▶ _The task_
From the entries that follow, extract each line holding the string "this".

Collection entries
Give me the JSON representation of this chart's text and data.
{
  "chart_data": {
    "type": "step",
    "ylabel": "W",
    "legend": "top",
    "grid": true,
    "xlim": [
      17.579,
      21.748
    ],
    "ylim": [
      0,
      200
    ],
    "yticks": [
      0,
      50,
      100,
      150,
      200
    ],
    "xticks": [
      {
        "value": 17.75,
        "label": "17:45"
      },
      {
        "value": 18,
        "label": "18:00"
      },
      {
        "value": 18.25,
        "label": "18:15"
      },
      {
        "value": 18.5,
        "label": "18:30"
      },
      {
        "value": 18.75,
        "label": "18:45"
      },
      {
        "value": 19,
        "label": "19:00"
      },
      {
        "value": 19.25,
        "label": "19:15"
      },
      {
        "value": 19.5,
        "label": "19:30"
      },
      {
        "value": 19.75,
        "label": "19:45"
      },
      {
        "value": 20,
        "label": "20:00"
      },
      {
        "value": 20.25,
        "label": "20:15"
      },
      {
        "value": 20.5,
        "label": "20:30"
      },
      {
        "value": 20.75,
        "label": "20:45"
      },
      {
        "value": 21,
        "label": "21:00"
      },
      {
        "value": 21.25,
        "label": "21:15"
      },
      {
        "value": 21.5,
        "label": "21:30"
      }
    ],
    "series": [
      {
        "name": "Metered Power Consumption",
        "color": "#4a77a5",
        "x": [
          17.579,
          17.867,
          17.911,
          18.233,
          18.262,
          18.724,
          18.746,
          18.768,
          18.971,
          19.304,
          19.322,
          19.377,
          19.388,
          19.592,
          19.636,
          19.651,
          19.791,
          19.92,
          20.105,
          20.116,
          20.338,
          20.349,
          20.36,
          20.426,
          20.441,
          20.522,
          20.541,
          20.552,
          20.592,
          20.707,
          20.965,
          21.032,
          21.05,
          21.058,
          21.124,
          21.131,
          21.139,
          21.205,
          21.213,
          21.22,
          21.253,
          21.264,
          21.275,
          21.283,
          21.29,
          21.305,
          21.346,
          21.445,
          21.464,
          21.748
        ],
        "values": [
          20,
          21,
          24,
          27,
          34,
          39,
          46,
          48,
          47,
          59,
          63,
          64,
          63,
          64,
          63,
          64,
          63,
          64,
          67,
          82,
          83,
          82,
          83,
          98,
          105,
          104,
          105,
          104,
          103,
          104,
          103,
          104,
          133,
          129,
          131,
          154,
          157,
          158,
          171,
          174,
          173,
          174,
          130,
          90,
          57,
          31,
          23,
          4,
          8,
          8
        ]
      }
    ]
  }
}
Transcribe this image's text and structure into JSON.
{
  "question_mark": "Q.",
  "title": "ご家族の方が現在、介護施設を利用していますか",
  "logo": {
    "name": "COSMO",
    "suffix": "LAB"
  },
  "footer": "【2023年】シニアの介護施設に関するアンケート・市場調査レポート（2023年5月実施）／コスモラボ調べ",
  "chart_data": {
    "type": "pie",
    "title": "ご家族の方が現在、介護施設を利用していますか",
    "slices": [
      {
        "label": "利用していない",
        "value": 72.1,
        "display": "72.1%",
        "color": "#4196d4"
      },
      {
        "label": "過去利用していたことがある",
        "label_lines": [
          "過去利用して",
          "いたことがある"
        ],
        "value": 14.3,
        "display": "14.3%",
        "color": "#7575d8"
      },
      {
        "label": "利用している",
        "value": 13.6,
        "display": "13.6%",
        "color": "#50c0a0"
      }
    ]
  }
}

▶ _Finished task_
Give me the JSON representation of this chart's text and data.
Transcribe this image's text and structure into JSON.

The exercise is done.